* Exercise text *
#####
She brought the family acting gene with her when she started working on movie sets at age five and began taking direction from the likes of Steven Spielberg.  But apparently she paid attention, too.
 
Because Drew Barrymore's directorial debut is a winner -- a heartfelt, energetic, audience-friendly comedy set in the world of roller derby competition.
 
Whip It is a coming-of-age tale, a mother-daughter story, a female bonding dramedy, and a sports flick about an underdog on an underdog team.  
 
With a screenplay by roller-derby athlete Shauna Cross (based on her own novel, Derby Girl), it's the first mainstream movie about the sport since 1972's Kansas City Bomber with Raquel Welch.
 
Juno's Ellen Page (center right) stars as Bliss Cavendar, a 17-year-old waitress in the small town of Bodeen, Tex., going through the motions of entering Little Miss Sunshine-like beauty pageants while wishing she could find her bliss somewhere other than on the pageant circuit.
 
But, obedient daughter that she is, she cooperates with her highly motivated, mail-carrier mother, played by Marcia Gay Harden, while her dad, Daniel Stern, notices her lack of interest in the pageants but keeps his observation to himself.
#####
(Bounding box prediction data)
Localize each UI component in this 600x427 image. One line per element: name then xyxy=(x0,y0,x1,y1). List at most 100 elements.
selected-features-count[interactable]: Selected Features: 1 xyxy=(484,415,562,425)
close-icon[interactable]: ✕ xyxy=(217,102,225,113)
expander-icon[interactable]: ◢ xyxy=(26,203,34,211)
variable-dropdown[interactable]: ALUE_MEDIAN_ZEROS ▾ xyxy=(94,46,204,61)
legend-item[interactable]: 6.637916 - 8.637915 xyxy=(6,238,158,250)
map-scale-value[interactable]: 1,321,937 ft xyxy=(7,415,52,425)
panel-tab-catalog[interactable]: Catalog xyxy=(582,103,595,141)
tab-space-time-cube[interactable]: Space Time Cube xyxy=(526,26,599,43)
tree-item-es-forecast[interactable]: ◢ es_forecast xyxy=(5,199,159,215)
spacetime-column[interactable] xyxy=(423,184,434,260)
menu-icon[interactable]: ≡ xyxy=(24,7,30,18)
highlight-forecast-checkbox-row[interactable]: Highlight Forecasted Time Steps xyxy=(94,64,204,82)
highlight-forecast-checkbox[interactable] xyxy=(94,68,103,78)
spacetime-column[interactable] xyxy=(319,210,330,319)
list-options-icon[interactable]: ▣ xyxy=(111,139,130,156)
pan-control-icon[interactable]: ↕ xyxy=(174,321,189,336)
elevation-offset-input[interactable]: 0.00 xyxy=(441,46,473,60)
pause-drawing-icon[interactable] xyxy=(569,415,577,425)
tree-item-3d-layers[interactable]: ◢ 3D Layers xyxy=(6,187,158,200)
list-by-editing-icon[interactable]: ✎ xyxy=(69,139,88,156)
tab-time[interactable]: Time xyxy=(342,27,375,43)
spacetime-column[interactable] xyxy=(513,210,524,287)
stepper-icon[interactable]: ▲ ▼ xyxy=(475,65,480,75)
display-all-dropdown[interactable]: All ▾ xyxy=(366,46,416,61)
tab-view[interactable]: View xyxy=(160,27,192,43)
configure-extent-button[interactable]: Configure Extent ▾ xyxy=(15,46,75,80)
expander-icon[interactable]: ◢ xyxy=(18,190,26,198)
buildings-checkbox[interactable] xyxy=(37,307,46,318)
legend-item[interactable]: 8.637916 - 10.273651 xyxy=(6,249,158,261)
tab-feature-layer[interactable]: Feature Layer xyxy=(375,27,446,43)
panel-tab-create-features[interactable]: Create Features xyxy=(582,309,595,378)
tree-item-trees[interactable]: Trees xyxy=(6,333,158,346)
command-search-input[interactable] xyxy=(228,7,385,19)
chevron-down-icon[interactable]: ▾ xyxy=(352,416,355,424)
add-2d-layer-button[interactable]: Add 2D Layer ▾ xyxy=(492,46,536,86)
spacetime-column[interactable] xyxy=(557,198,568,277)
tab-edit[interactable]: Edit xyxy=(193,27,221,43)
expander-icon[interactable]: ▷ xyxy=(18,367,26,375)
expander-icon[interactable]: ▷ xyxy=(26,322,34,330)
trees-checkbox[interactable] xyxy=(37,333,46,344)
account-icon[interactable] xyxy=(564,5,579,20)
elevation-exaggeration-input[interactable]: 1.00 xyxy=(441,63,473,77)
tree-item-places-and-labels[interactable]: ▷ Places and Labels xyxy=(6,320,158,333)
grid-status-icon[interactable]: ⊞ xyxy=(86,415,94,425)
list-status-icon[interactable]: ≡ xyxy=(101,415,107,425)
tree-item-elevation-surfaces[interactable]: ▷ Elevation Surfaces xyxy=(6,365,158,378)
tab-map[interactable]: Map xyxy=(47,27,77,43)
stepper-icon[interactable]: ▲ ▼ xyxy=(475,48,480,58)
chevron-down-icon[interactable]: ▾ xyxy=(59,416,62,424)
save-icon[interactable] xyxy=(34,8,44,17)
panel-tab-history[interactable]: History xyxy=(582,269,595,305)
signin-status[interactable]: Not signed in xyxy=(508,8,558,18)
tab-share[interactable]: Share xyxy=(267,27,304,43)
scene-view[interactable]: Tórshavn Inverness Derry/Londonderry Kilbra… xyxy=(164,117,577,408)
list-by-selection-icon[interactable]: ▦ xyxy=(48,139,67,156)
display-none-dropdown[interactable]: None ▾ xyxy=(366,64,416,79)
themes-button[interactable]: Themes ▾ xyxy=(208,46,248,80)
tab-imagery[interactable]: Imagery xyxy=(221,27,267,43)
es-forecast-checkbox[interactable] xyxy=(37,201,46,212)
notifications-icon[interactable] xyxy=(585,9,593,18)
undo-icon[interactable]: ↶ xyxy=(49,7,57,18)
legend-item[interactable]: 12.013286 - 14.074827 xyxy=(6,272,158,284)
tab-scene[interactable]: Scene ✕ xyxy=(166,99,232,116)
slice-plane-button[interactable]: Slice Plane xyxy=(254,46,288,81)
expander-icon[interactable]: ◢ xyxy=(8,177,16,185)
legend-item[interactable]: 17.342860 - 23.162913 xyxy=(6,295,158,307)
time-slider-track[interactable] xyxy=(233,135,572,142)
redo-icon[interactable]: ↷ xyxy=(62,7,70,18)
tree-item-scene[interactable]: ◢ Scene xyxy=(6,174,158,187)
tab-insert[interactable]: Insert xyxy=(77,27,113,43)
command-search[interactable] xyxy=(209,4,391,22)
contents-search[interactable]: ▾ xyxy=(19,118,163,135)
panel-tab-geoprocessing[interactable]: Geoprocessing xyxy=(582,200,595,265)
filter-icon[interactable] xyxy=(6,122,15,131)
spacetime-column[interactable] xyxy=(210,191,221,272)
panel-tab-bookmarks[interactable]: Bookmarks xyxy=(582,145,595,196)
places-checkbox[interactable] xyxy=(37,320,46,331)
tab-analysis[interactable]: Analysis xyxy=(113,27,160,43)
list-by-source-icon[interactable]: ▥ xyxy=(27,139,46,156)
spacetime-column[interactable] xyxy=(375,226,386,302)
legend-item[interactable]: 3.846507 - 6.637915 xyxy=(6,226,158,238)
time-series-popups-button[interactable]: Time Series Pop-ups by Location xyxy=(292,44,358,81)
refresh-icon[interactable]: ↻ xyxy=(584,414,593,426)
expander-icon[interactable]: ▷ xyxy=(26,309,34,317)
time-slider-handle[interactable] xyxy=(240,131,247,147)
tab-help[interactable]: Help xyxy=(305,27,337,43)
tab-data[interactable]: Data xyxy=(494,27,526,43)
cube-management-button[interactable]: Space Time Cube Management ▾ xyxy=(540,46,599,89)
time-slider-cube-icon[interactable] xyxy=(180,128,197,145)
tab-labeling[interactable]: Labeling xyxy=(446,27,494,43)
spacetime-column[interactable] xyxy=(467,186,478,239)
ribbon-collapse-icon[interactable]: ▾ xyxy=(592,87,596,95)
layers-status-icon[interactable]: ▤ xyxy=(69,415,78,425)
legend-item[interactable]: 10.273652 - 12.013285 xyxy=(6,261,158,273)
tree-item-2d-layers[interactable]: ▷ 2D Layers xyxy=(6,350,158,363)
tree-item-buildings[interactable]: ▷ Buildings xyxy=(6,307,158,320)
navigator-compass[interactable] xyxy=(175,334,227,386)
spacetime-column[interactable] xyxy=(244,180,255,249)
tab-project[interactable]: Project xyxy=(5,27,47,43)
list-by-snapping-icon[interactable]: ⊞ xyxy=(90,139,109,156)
#####
* Prompt *
Please pull the passage of the Whip It review from "She brought the" to "paid attention, too." and copy it word for word.

* Reply to the task *
She brought the family acting gene with her when she started working on movie sets at age five and began taking direction from the likes of Steven Spielberg.  But apparently she paid attention, too.